Excerpted text start

A first take on Fortran 202X features for LLVM Flang¶
I (Peter Klausler) have been studying the draft PDF of the Fortran 202X standard, which will soon be published as ISO Fortran 2023. I have compiled this summary of its changes relative to the current Fortran 2018 standard from the perspective of a Fortran compiler implementor.
TL;DR¶
Fortran 202X doesn’t make very many changes to the language
relative to Fortran 2018, which was itself a small increment
over Fortran 2008.
Apart from REDUCE
clauses that were added to the
still broken
DO CONCURRENT
construct, there’s little here for Fortran users
to get excited about.
Priority of implementation in LLVM Flang¶
We are working hard to ensure that existing working applications will port successfully to LLVM Flang with minimal effort. I am not particularly concerned with conforming to a new standard as an end in itself.

Excerpted text end
Supplied entries start

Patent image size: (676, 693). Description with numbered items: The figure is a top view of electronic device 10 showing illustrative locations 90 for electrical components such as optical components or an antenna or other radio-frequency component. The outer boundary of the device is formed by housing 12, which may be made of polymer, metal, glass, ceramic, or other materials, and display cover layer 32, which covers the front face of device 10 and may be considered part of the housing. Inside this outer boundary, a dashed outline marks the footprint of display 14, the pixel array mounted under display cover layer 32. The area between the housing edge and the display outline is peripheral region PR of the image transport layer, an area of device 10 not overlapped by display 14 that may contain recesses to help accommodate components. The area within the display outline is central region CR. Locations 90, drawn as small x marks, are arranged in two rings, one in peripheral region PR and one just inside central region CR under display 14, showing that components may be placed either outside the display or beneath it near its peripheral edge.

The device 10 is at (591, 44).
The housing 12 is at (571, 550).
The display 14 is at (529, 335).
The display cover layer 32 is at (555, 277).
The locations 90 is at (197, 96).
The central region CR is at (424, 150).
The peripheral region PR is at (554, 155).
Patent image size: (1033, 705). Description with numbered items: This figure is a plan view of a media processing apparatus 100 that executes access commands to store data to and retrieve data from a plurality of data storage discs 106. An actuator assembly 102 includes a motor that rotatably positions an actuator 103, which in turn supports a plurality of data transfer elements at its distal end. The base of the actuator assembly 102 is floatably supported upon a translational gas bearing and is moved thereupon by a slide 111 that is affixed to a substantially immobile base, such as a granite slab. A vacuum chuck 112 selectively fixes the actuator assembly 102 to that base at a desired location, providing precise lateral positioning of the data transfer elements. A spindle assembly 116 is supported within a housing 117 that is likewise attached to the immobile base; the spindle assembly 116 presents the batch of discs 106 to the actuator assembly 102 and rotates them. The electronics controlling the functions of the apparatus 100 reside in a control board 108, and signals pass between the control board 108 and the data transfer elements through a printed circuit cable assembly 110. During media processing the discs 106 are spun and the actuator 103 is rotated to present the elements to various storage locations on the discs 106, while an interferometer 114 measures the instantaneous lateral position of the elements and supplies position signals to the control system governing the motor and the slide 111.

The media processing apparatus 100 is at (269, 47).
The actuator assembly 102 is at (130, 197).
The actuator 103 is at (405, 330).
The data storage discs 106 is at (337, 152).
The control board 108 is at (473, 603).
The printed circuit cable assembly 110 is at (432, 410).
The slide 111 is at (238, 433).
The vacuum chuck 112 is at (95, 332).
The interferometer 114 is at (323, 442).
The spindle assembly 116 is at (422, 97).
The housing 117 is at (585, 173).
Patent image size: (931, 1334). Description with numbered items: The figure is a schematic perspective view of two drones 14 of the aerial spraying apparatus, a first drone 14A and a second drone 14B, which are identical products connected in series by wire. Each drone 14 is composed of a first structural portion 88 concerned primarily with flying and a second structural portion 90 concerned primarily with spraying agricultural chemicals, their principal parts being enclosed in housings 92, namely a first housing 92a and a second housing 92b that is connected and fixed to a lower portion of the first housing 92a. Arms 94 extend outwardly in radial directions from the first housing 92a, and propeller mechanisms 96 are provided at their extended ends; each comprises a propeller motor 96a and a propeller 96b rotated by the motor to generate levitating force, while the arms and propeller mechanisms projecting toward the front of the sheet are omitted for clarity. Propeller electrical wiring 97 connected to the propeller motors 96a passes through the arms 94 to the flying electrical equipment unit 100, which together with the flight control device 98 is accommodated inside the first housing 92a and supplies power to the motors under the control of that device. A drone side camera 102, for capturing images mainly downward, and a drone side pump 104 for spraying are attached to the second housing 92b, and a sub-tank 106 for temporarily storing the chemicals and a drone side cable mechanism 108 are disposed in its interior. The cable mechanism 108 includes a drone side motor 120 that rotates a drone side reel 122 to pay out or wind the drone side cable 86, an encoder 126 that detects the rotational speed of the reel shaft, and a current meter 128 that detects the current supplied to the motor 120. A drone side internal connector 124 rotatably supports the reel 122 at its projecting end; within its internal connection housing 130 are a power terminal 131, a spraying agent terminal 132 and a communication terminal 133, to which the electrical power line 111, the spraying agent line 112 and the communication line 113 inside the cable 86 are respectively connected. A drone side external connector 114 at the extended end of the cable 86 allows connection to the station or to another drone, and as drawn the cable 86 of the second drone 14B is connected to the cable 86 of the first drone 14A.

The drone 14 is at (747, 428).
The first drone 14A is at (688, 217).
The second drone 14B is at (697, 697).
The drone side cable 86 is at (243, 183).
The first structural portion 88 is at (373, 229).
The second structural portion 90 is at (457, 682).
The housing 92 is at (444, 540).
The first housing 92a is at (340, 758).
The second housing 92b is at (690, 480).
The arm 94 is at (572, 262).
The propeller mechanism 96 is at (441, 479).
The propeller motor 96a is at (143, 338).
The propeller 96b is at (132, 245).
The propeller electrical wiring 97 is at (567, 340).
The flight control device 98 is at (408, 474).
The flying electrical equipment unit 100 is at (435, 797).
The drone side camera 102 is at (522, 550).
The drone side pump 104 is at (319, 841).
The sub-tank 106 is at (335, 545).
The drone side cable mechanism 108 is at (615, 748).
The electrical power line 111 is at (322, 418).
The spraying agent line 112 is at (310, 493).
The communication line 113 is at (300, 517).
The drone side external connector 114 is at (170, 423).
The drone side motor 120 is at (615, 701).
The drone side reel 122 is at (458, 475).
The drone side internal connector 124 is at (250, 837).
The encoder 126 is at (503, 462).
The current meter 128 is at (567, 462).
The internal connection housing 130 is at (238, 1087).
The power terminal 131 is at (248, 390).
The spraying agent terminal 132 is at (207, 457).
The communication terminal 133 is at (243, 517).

Supplied entries end

Directions:
1) According to the Fortran 202X overview, under what name will the Fortran 202X standard soon be published?
2) Could you return, word for word, the part of the Fortran 202X overview that opens with the words containing "A first take" and closes with "over Fortran 2008."?
This material was drawn from a source separate from the Fortran 202X overview.

Responses to the tasks:
1) ISO Fortran 2023.

2)
A first take on Fortran 202X features for LLVM Flang¶
I (Peter Klausler) have been studying the draft PDF of the Fortran 202X standard, which will soon be published as ISO Fortran 2023. I have compiled this summary of its changes relative to the current Fortran 2018 standard from the perspective of a Fortran compiler implementor.
TL;DR¶
Fortran 202X doesn’t make very many changes to the language
relative to Fortran 2018, which was itself a small increment
over Fortran 2008.